* start *
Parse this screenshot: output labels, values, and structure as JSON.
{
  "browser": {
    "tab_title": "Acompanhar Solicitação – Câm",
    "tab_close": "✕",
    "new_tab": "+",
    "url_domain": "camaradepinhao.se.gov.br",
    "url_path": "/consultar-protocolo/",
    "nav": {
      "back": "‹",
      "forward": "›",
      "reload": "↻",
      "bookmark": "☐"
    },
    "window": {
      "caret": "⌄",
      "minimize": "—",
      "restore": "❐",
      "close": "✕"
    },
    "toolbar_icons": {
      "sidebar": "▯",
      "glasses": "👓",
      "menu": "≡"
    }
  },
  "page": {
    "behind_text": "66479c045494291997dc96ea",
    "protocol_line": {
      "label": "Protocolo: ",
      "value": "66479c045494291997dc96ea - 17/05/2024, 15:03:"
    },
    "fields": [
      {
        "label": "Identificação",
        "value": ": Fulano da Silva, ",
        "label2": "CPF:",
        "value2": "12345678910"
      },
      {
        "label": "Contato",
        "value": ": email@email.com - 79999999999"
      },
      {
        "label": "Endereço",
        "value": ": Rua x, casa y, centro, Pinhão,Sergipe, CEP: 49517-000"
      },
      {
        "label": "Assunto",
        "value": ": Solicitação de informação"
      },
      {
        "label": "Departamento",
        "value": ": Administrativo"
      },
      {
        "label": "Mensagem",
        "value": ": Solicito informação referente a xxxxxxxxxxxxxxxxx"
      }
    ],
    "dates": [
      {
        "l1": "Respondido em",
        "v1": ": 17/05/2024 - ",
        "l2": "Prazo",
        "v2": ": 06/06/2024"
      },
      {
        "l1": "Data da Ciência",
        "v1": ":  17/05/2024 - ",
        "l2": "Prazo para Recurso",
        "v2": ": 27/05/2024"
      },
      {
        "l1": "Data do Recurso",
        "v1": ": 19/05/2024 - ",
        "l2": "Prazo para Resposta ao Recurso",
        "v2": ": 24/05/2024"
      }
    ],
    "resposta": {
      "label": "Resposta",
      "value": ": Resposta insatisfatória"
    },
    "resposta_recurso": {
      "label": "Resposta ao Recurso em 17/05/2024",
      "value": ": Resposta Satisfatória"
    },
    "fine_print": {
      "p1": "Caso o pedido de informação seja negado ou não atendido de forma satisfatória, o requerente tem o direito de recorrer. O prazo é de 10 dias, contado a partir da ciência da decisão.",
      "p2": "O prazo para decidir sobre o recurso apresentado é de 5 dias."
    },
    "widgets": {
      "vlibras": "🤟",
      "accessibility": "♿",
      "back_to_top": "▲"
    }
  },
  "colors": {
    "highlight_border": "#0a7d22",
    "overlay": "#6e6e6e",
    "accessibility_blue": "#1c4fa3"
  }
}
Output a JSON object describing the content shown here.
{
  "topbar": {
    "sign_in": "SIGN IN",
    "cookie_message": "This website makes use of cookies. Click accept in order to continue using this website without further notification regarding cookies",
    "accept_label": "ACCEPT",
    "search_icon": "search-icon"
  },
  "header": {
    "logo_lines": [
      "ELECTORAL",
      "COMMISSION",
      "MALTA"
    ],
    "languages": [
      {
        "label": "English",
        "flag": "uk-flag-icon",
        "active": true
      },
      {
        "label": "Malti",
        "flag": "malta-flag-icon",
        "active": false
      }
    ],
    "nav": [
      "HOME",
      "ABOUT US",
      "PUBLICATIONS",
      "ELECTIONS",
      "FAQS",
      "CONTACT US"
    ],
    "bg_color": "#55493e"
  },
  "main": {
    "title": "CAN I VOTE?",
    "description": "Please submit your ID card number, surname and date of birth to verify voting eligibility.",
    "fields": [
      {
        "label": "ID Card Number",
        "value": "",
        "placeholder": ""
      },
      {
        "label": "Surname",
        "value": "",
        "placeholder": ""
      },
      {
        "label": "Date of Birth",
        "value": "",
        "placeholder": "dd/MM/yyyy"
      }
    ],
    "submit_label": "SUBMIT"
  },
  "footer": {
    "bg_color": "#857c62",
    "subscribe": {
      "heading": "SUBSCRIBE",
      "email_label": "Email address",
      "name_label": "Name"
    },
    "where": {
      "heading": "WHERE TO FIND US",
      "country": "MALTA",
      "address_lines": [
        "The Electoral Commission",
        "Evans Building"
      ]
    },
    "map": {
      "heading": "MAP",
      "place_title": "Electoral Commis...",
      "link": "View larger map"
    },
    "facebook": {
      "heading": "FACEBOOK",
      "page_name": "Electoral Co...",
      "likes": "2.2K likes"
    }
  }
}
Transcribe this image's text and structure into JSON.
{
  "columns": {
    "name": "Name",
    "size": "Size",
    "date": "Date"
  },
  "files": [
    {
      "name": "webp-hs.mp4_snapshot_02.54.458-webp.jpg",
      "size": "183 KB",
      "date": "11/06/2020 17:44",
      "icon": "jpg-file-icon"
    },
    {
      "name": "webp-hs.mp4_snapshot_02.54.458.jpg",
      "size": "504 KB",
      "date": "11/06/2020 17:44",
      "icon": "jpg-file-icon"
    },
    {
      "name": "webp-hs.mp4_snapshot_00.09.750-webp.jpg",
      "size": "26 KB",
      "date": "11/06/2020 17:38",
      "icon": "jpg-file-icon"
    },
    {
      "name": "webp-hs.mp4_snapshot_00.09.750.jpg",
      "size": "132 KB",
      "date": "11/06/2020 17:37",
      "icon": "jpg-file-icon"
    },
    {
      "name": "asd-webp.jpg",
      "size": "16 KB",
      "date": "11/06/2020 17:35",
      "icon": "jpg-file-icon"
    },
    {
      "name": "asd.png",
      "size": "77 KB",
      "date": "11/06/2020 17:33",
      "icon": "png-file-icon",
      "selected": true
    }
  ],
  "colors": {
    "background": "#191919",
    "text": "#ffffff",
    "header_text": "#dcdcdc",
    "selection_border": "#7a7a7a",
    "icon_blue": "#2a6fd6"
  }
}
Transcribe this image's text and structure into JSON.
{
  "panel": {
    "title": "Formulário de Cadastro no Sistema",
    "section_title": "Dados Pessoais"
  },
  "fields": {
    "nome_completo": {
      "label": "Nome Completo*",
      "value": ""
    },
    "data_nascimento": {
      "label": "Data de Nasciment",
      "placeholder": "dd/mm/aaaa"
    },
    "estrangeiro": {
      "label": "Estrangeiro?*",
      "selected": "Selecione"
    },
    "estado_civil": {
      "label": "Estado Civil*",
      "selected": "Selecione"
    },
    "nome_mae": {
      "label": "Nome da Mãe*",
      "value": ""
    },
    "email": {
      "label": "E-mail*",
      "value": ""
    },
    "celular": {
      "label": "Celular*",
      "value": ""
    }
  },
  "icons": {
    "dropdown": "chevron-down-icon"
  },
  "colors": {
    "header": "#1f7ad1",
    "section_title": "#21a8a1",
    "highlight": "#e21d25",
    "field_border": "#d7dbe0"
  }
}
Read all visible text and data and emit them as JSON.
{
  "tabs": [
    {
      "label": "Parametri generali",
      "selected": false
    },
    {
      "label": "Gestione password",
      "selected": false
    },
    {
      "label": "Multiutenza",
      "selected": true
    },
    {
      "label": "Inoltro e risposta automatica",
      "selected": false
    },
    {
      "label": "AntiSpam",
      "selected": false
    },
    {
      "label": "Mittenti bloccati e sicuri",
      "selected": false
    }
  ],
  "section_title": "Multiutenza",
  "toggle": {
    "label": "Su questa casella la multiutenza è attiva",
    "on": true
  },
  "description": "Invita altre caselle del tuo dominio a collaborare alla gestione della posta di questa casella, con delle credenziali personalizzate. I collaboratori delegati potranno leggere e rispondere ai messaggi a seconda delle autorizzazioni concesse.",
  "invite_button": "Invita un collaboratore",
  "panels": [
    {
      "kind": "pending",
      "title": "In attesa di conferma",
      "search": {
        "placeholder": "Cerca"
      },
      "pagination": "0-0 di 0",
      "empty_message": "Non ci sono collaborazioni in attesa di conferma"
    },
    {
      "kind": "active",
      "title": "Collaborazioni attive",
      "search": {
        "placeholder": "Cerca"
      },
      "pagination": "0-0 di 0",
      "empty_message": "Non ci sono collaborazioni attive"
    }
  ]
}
* end *
Problem:
Copy all lines from the material that hold "JSON".

Solution for this task:
Parse this screenshot: output labels, values, and structure as JSON.
Output a JSON object describing the content shown here.
Transcribe this image's text and structure into JSON.
Transcribe this image's text and structure into JSON.
Read all visible text and data and emit them as JSON.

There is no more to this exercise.